» WRITTEN TASK:
All of the records listed below should be retyped exactly.

== MATERIAL FOR THIS TASK

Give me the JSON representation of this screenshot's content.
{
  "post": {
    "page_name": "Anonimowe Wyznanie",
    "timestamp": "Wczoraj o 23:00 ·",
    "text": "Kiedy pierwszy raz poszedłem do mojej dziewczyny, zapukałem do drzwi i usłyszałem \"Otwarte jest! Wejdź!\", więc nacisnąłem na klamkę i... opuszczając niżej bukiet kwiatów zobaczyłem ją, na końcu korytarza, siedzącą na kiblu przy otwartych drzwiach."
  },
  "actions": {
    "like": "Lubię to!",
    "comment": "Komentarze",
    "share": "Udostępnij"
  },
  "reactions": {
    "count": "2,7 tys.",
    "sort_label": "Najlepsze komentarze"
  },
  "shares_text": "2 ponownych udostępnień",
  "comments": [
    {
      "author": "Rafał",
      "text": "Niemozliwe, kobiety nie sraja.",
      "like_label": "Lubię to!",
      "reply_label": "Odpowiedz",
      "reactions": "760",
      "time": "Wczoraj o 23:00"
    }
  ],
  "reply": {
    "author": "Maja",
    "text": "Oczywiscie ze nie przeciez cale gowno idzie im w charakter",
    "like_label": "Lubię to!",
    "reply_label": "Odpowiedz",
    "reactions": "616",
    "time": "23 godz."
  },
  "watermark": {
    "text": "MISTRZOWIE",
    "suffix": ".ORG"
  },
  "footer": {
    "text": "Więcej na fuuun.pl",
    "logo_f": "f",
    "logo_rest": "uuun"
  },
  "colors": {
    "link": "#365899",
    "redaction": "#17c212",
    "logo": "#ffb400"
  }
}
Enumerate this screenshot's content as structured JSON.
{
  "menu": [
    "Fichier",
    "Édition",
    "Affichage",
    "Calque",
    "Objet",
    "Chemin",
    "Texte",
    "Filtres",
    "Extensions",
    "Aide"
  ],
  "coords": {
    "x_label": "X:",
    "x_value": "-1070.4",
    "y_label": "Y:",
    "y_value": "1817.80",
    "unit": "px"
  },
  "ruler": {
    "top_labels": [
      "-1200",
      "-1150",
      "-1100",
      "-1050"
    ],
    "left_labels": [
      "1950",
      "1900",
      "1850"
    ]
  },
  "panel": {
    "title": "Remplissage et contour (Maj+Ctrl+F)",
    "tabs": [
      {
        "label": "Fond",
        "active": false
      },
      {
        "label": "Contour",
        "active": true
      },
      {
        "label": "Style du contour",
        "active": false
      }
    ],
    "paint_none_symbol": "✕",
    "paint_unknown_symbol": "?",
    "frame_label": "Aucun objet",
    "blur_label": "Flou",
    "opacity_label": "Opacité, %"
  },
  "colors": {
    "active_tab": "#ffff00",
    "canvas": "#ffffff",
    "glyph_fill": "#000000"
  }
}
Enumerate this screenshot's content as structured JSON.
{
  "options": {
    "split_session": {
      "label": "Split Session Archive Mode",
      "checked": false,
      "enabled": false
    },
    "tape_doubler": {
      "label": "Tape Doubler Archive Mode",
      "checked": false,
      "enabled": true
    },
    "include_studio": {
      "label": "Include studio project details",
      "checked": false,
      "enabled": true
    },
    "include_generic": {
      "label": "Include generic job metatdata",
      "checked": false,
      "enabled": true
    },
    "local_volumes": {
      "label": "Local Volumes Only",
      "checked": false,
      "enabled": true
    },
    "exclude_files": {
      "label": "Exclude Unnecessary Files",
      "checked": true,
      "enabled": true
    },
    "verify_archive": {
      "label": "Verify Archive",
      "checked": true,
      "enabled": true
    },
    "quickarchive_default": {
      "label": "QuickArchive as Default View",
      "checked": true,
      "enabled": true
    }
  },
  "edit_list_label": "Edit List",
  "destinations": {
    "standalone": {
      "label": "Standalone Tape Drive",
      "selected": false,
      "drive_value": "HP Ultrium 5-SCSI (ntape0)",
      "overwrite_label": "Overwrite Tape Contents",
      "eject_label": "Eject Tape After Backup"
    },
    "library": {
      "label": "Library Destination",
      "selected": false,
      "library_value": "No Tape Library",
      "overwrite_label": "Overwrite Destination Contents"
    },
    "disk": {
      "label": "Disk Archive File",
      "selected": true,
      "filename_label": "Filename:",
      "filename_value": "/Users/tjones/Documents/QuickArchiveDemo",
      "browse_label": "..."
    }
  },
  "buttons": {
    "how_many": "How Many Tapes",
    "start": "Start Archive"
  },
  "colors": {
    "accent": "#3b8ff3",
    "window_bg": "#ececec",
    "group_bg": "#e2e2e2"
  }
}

====

» RESULT OF THIS TASK:
Give me the JSON representation of this screenshot's content.
{
  "post": {
    "page_name": "Anonimowe Wyznanie",
    "timestamp": "Wczoraj o 23:00 ·",
    "text": "Kiedy pierwszy raz poszedłem do mojej dziewczyny, zapukałem do drzwi i usłyszałem \"Otwarte jest! Wejdź!\", więc nacisnąłem na klamkę i... opuszczając niżej bukiet kwiatów zobaczyłem ją, na końcu korytarza, siedzącą na kiblu przy otwartych drzwiach."
  },
  "actions": {
    "like": "Lubię to!",
    "comment": "Komentarze",
    "share": "Udostępnij"
  },
  "reactions": {
    "count": "2,7 tys.",
    "sort_label": "Najlepsze komentarze"
  },
  "shares_text": "2 ponownych udostępnień",
  "comments": [
    {
      "author": "Rafał",
      "text": "Niemozliwe, kobiety nie sraja.",
      "like_label": "Lubię to!",
      "reply_label": "Odpowiedz",
      "reactions": "760",
      "time": "Wczoraj o 23:00"
    }
  ],
  "reply": {
    "author": "Maja",
    "text": "Oczywiscie ze nie przeciez cale gowno idzie im w charakter",
    "like_label": "Lubię to!",
    "reply_label": "Odpowiedz",
    "reactions": "616",
    "time": "23 godz."
  },
  "watermark": {
    "text": "MISTRZOWIE",
    "suffix": ".ORG"
  },
  "footer": {
    "text": "Więcej na fuuun.pl",
    "logo_f": "f",
    "logo_rest": "uuun"
  },
  "colors": {
    "link": "#365899",
    "redaction": "#17c212",
    "logo": "#ffb400"
  }
}
Enumerate this screenshot's content as structured JSON.
{
  "menu": [
    "Fichier",
    "Édition",
    "Affichage",
    "Calque",
    "Objet",
    "Chemin",
    "Texte",
    "Filtres",
    "Extensions",
    "Aide"
  ],
  "coords": {
    "x_label": "X:",
    "x_value": "-1070.4",
    "y_label": "Y:",
    "y_value": "1817.80",
    "unit": "px"
  },
  "ruler": {
    "top_labels": [
      "-1200",
      "-1150",
      "-1100",
      "-1050"
    ],
    "left_labels": [
      "1950",
      "1900",
      "1850"
    ]
  },
  "panel": {
    "title": "Remplissage et contour (Maj+Ctrl+F)",
    "tabs": [
      {
        "label": "Fond",
        "active": false
      },
      {
        "label": "Contour",
        "active": true
      },
      {
        "label": "Style du contour",
        "active": false
      }
    ],
    "paint_none_symbol": "✕",
    "paint_unknown_symbol": "?",
    "frame_label": "Aucun objet",
    "blur_label": "Flou",
    "opacity_label": "Opacité, %"
  },
  "colors": {
    "active_tab": "#ffff00",
    "canvas": "#ffffff",
    "glyph_fill": "#000000"
  }
}
Enumerate this screenshot's content as structured JSON.
{
  "options": {
    "split_session": {
      "label": "Split Session Archive Mode",
      "checked": false,
      "enabled": false
    },
    "tape_doubler": {
      "label": "Tape Doubler Archive Mode",
      "checked": false,
      "enabled": true
    },
    "include_studio": {
      "label": "Include studio project details",
      "checked": false,
      "enabled": true
    },
    "include_generic": {
      "label": "Include generic job metatdata",
      "checked": false,
      "enabled": true
    },
    "local_volumes": {
      "label": "Local Volumes Only",
      "checked": false,
      "enabled": true
    },
    "exclude_files": {
      "label": "Exclude Unnecessary Files",
      "checked": true,
      "enabled": true
    },
    "verify_archive": {
      "label": "Verify Archive",
      "checked": true,
      "enabled": true
    },
    "quickarchive_default": {
      "label": "QuickArchive as Default View",
      "checked": true,
      "enabled": true
    }
  },
  "edit_list_label": "Edit List",
  "destinations": {
    "standalone": {
      "label": "Standalone Tape Drive",
      "selected": false,
      "drive_value": "HP Ultrium 5-SCSI (ntape0)",
      "overwrite_label": "Overwrite Tape Contents",
      "eject_label": "Eject Tape After Backup"
    },
    "library": {
      "label": "Library Destination",
      "selected": false,
      "library_value": "No Tape Library",
      "overwrite_label": "Overwrite Destination Contents"
    },
    "disk": {
      "label": "Disk Archive File",
      "selected": true,
      "filename_label": "Filename:",
      "filename_value": "/Users/tjones/Documents/QuickArchiveDemo",
      "browse_label": "..."
    }
  },
  "buttons": {
    "how_many": "How Many Tapes",
    "start": "Start Archive"
  },
  "colors": {
    "accent": "#3b8ff3",
    "window_bg": "#ececec",
    "group_bg": "#e2e2e2"
  }
}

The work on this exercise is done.